__The request__:
Output the full listing below exactly as it reads, and skip anything that is a picture.

__Input for this task__:
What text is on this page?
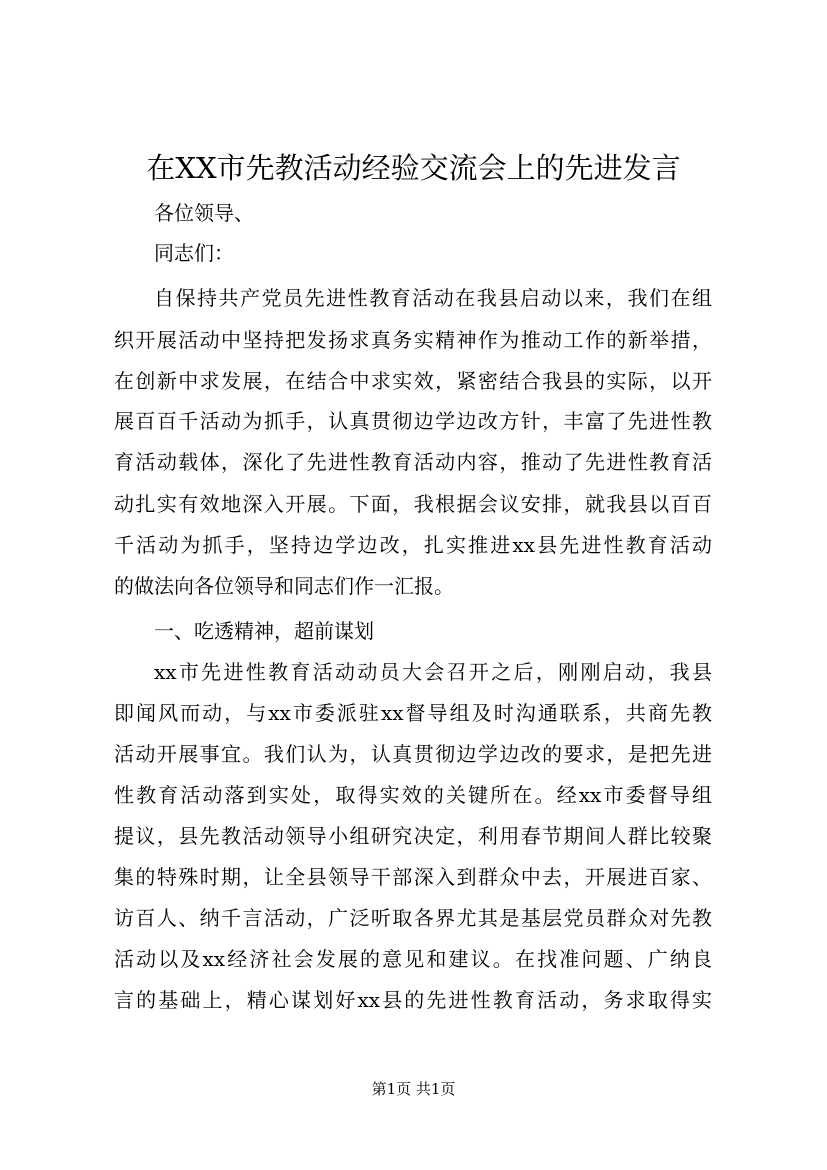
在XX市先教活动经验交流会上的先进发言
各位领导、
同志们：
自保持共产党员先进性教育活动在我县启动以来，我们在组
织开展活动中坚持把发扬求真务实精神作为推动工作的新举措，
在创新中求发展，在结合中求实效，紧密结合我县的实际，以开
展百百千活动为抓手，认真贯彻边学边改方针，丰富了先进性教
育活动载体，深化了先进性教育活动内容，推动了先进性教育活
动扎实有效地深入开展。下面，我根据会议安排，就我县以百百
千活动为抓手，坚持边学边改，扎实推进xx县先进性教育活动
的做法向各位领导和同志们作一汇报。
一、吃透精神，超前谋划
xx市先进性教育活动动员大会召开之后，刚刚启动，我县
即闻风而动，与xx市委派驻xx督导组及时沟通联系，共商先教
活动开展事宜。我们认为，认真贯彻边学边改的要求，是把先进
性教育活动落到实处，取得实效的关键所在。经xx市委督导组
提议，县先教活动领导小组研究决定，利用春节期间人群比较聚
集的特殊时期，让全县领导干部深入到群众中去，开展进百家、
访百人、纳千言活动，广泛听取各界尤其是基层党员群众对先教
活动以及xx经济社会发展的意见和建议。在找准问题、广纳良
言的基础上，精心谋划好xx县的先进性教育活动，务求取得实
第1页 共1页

__Correct response__:
What text is on this page?
在XX市先教活动经验交流会上的先进发言
各位领导、
同志们：
自保持共产党员先进性教育活动在我县启动以来，我们在组
织开展活动中坚持把发扬求真务实精神作为推动工作的新举措，
在创新中求发展，在结合中求实效，紧密结合我县的实际，以开
展百百千活动为抓手，认真贯彻边学边改方针，丰富了先进性教
育活动载体，深化了先进性教育活动内容，推动了先进性教育活
动扎实有效地深入开展。下面，我根据会议安排，就我县以百百
千活动为抓手，坚持边学边改，扎实推进xx县先进性教育活动
的做法向各位领导和同志们作一汇报。
一、吃透精神，超前谋划
xx市先进性教育活动动员大会召开之后，刚刚启动，我县
即闻风而动，与xx市委派驻xx督导组及时沟通联系，共商先教
活动开展事宜。我们认为，认真贯彻边学边改的要求，是把先进
性教育活动落到实处，取得实效的关键所在。经xx市委督导组
提议，县先教活动领导小组研究决定，利用春节期间人群比较聚
集的特殊时期，让全县领导干部深入到群众中去，开展进百家、
访百人、纳千言活动，广泛听取各界尤其是基层党员群众对先教
活动以及xx经济社会发展的意见和建议。在找准问题、广纳良
言的基础上，精心谋划好xx县的先进性教育活动，务求取得实
第1页 共1页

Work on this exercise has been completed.